Exercise instructions
Every entry here needs to be repeated exactly.

___ Record set

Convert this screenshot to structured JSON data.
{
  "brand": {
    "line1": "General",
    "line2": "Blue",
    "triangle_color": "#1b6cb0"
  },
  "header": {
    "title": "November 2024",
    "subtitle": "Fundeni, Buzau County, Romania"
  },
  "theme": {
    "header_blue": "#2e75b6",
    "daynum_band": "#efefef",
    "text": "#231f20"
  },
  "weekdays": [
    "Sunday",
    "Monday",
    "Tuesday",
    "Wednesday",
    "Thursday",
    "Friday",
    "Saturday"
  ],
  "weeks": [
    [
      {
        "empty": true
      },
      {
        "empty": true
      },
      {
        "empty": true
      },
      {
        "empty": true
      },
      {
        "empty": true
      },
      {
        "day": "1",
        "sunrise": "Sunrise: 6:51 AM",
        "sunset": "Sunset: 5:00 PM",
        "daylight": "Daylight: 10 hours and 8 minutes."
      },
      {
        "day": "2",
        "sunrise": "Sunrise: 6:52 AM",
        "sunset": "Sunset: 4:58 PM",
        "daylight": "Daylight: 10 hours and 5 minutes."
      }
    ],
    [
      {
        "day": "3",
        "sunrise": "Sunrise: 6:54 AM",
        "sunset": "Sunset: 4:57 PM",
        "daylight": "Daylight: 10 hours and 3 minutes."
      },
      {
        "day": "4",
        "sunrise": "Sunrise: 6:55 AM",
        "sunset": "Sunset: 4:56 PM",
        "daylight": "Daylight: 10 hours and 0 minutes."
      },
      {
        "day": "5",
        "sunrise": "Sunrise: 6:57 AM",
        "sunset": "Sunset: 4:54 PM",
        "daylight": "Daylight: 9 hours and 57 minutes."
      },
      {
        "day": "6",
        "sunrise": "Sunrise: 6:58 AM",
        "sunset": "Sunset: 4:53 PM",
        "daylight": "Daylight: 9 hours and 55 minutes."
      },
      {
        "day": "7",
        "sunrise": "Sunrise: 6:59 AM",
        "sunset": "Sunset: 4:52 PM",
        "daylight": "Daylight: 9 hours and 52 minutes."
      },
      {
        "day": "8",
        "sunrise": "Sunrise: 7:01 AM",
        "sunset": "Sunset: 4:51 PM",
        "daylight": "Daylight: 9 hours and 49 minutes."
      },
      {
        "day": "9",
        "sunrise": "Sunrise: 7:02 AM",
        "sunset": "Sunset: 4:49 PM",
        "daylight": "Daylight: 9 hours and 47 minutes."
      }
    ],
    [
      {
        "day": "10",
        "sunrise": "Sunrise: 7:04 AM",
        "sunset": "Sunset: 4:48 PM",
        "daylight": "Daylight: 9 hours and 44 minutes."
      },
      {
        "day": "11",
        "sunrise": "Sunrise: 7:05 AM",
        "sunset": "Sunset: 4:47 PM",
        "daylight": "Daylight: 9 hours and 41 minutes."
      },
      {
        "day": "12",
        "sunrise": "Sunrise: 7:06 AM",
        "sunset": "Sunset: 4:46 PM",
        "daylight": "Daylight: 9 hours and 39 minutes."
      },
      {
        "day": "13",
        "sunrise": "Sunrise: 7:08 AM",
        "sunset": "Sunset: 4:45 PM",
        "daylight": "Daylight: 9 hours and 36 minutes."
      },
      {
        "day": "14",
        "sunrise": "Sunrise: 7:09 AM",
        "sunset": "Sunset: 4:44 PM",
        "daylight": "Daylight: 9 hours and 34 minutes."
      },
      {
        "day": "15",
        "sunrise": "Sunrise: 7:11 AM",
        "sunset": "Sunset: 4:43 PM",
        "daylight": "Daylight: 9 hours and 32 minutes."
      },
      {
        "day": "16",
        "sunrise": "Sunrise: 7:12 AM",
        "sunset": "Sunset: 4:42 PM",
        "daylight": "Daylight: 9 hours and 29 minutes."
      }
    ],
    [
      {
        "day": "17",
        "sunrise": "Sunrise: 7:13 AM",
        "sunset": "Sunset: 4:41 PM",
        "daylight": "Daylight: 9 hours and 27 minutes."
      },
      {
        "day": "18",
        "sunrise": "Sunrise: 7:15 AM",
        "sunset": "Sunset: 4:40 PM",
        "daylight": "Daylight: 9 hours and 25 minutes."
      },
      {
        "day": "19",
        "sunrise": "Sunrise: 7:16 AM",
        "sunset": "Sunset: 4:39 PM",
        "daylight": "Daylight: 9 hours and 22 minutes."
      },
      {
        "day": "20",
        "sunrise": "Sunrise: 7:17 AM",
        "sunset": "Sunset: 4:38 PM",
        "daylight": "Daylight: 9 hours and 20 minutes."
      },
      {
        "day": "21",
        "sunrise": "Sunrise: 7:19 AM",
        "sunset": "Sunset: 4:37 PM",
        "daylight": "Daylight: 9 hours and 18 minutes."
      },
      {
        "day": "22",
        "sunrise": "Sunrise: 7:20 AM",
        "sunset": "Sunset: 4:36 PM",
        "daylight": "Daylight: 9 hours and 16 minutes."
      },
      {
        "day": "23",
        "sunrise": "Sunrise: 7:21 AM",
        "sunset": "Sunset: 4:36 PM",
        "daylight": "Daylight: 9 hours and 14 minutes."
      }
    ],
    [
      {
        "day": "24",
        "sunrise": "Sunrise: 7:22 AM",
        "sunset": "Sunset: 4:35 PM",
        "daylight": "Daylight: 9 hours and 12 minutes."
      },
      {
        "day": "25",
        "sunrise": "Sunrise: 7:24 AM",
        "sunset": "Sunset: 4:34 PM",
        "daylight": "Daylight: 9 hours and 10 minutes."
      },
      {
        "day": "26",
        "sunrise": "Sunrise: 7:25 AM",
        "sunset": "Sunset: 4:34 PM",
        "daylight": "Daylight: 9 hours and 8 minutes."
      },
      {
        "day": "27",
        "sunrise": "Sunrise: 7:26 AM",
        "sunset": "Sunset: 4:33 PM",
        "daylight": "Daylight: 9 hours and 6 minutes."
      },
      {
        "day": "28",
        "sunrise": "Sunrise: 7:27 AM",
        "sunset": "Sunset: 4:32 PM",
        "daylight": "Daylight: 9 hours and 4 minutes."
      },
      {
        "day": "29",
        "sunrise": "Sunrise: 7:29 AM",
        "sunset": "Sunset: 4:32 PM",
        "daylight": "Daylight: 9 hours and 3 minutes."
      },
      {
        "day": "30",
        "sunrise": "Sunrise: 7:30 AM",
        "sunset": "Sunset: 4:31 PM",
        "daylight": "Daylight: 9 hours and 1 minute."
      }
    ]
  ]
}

______

In response
Convert this screenshot to structured JSON data.
{
  "brand": {
    "line1": "General",
    "line2": "Blue",
    "triangle_color": "#1b6cb0"
  },
  "header": {
    "title": "November 2024",
    "subtitle": "Fundeni, Buzau County, Romania"
  },
  "theme": {
    "header_blue": "#2e75b6",
    "daynum_band": "#efefef",
    "text": "#231f20"
  },
  "weekdays": [
    "Sunday",
    "Monday",
    "Tuesday",
    "Wednesday",
    "Thursday",
    "Friday",
    "Saturday"
  ],
  "weeks": [
    [
      {
        "empty": true
      },
      {
        "empty": true
      },
      {
        "empty": true
      },
      {
        "empty": true
      },
      {
        "empty": true
      },
      {
        "day": "1",
        "sunrise": "Sunrise: 6:51 AM",
        "sunset": "Sunset: 5:00 PM",
        "daylight": "Daylight: 10 hours and 8 minutes."
      },
      {
        "day": "2",
        "sunrise": "Sunrise: 6:52 AM",
        "sunset": "Sunset: 4:58 PM",
        "daylight": "Daylight: 10 hours and 5 minutes."
      }
    ],
    [
      {
        "day": "3",
        "sunrise": "Sunrise: 6:54 AM",
        "sunset": "Sunset: 4:57 PM",
        "daylight": "Daylight: 10 hours and 3 minutes."
      },
      {
        "day": "4",
        "sunrise": "Sunrise: 6:55 AM",
        "sunset": "Sunset: 4:56 PM",
        "daylight": "Daylight: 10 hours and 0 minutes."
      },
      {
        "day": "5",
        "sunrise": "Sunrise: 6:57 AM",
        "sunset": "Sunset: 4:54 PM",
        "daylight": "Daylight: 9 hours and 57 minutes."
      },
      {
        "day": "6",
        "sunrise": "Sunrise: 6:58 AM",
        "sunset": "Sunset: 4:53 PM",
        "daylight": "Daylight: 9 hours and 55 minutes."
      },
      {
        "day": "7",
        "sunrise": "Sunrise: 6:59 AM",
        "sunset": "Sunset: 4:52 PM",
        "daylight": "Daylight: 9 hours and 52 minutes."
      },
      {
        "day": "8",
        "sunrise": "Sunrise: 7:01 AM",
        "sunset": "Sunset: 4:51 PM",
        "daylight": "Daylight: 9 hours and 49 minutes."
      },
      {
        "day": "9",
        "sunrise": "Sunrise: 7:02 AM",
        "sunset": "Sunset: 4:49 PM",
        "daylight": "Daylight: 9 hours and 47 minutes."
      }
    ],
    [
      {
        "day": "10",
        "sunrise": "Sunrise: 7:04 AM",
        "sunset": "Sunset: 4:48 PM",
        "daylight": "Daylight: 9 hours and 44 minutes."
      },
      {
        "day": "11",
        "sunrise": "Sunrise: 7:05 AM",
        "sunset": "Sunset: 4:47 PM",
        "daylight": "Daylight: 9 hours and 41 minutes."
      },
      {
        "day": "12",
        "sunrise": "Sunrise: 7:06 AM",
        "sunset": "Sunset: 4:46 PM",
        "daylight": "Daylight: 9 hours and 39 minutes."
      },
      {
        "day": "13",
        "sunrise": "Sunrise: 7:08 AM",
        "sunset": "Sunset: 4:45 PM",
        "daylight": "Daylight: 9 hours and 36 minutes."
      },
      {
        "day": "14",
        "sunrise": "Sunrise: 7:09 AM",
        "sunset": "Sunset: 4:44 PM",
        "daylight": "Daylight: 9 hours and 34 minutes."
      },
      {
        "day": "15",
        "sunrise": "Sunrise: 7:11 AM",
        "sunset": "Sunset: 4:43 PM",
        "daylight": "Daylight: 9 hours and 32 minutes."
      },
      {
        "day": "16",
        "sunrise": "Sunrise: 7:12 AM",
        "sunset": "Sunset: 4:42 PM",
        "daylight": "Daylight: 9 hours and 29 minutes."
      }
    ],
    [
      {
        "day": "17",
        "sunrise": "Sunrise: 7:13 AM",
        "sunset": "Sunset: 4:41 PM",
        "daylight": "Daylight: 9 hours and 27 minutes."
      },
      {
        "day": "18",
        "sunrise": "Sunrise: 7:15 AM",
        "sunset": "Sunset: 4:40 PM",
        "daylight": "Daylight: 9 hours and 25 minutes."
      },
      {
        "day": "19",
        "sunrise": "Sunrise: 7:16 AM",
        "sunset": "Sunset: 4:39 PM",
        "daylight": "Daylight: 9 hours and 22 minutes."
      },
      {
        "day": "20",
        "sunrise": "Sunrise: 7:17 AM",
        "sunset": "Sunset: 4:38 PM",
        "daylight": "Daylight: 9 hours and 20 minutes."
      },
      {
        "day": "21",
        "sunrise": "Sunrise: 7:19 AM",
        "sunset": "Sunset: 4:37 PM",
        "daylight": "Daylight: 9 hours and 18 minutes."
      },
      {
        "day": "22",
        "sunrise": "Sunrise: 7:20 AM",
        "sunset": "Sunset: 4:36 PM",
        "daylight": "Daylight: 9 hours and 16 minutes."
      },
      {
        "day": "23",
        "sunrise": "Sunrise: 7:21 AM",
        "sunset": "Sunset: 4:36 PM",
        "daylight": "Daylight: 9 hours and 14 minutes."
      }
    ],
    [
      {
        "day": "24",
        "sunrise": "Sunrise: 7:22 AM",
        "sunset": "Sunset: 4:35 PM",
        "daylight": "Daylight: 9 hours and 12 minutes."
      },
      {
        "day": "25",
        "sunrise": "Sunrise: 7:24 AM",
        "sunset": "Sunset: 4:34 PM",
        "daylight": "Daylight: 9 hours and 10 minutes."
      },
      {
        "day": "26",
        "sunrise": "Sunrise: 7:25 AM",
        "sunset": "Sunset: 4:34 PM",
        "daylight": "Daylight: 9 hours and 8 minutes."
      },
      {
        "day": "27",
        "sunrise": "Sunrise: 7:26 AM",
        "sunset": "Sunset: 4:33 PM",
        "daylight": "Daylight: 9 hours and 6 minutes."
      },
      {
        "day": "28",
        "sunrise": "Sunrise: 7:27 AM",
        "sunset": "Sunset: 4:32 PM",
        "daylight": "Daylight: 9 hours and 4 minutes."
      },
      {
        "day": "29",
        "sunrise": "Sunrise: 7:29 AM",
        "sunset": "Sunset: 4:32 PM",
        "daylight": "Daylight: 9 hours and 3 minutes."
      },
      {
        "day": "30",
        "sunrise": "Sunrise: 7:30 AM",
        "sunset": "Sunset: 4:31 PM",
        "daylight": "Daylight: 9 hours and 1 minute."
      }
    ]
  ]
}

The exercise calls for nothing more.